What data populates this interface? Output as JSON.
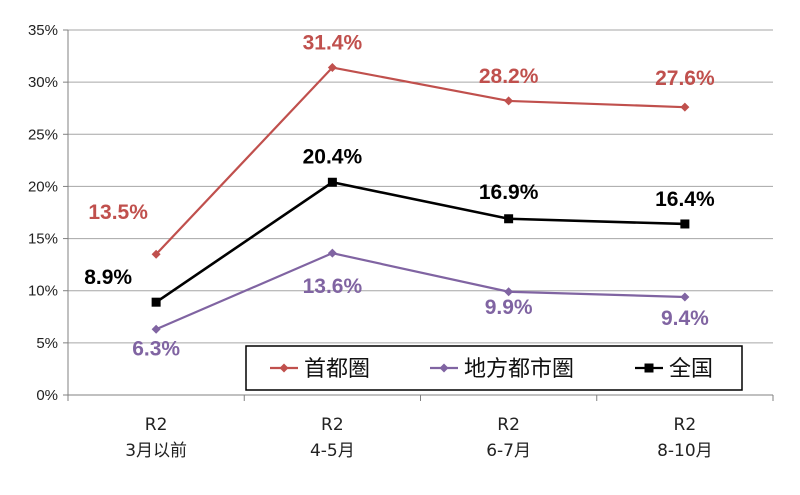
{
  "chart_data": {
    "type": "line",
    "categories": [
      [
        "R2",
        "3月以前"
      ],
      [
        "R2",
        "4-5月"
      ],
      [
        "R2",
        "6-7月"
      ],
      [
        "R2",
        "8-10月"
      ]
    ],
    "ylim": [
      0,
      35
    ],
    "yticks": [
      0,
      5,
      10,
      15,
      20,
      25,
      30,
      35
    ],
    "ytick_labels": [
      "0%",
      "5%",
      "10%",
      "15%",
      "20%",
      "25%",
      "30%",
      "35%"
    ],
    "grid": true,
    "legend_position": "bottom-right",
    "series": [
      {
        "name": "首都圏",
        "color": "#c0504d",
        "marker": "diamond",
        "values": [
          13.5,
          31.4,
          28.2,
          27.6
        ],
        "labels": [
          "13.5%",
          "31.4%",
          "28.2%",
          "27.6%"
        ]
      },
      {
        "name": "地方都市圏",
        "color": "#8064a2",
        "marker": "diamond",
        "values": [
          6.3,
          13.6,
          9.9,
          9.4
        ],
        "labels": [
          "6.3%",
          "13.6%",
          "9.9%",
          "9.4%"
        ]
      },
      {
        "name": "全国",
        "color": "#000000",
        "marker": "square",
        "values": [
          8.9,
          20.4,
          16.9,
          16.4
        ],
        "labels": [
          "8.9%",
          "20.4%",
          "16.9%",
          "16.4%"
        ]
      }
    ]
  }
}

> [TO DO]:
Retype the entries word for word. Omit any images.

> [RESULT OF THE EXERCISE]:
What data populates this interface? Output as JSON.
{
  "chart_data": {
    "type": "line",
    "categories": [
      [
        "R2",
        "3月以前"
      ],
      [
        "R2",
        "4-5月"
      ],
      [
        "R2",
        "6-7月"
      ],
      [
        "R2",
        "8-10月"
      ]
    ],
    "ylim": [
      0,
      35
    ],
    "yticks": [
      0,
      5,
      10,
      15,
      20,
      25,
      30,
      35
    ],
    "ytick_labels": [
      "0%",
      "5%",
      "10%",
      "15%",
      "20%",
      "25%",
      "30%",
      "35%"
    ],
    "grid": true,
    "legend_position": "bottom-right",
    "series": [
      {
        "name": "首都圏",
        "color": "#c0504d",
        "marker": "diamond",
        "values": [
          13.5,
          31.4,
          28.2,
          27.6
        ],
        "labels": [
          "13.5%",
          "31.4%",
          "28.2%",
          "27.6%"
        ]
      },
      {
        "name": "地方都市圏",
        "color": "#8064a2",
        "marker": "diamond",
        "values": [
          6.3,
          13.6,
          9.9,
          9.4
        ],
        "labels": [
          "6.3%",
          "13.6%",
          "9.9%",
          "9.4%"
        ]
      },
      {
        "name": "全国",
        "color": "#000000",
        "marker": "square",
        "values": [
          8.9,
          20.4,
          16.9,
          16.4
        ],
        "labels": [
          "8.9%",
          "20.4%",
          "16.9%",
          "16.4%"
        ]
      }
    ]
  }
}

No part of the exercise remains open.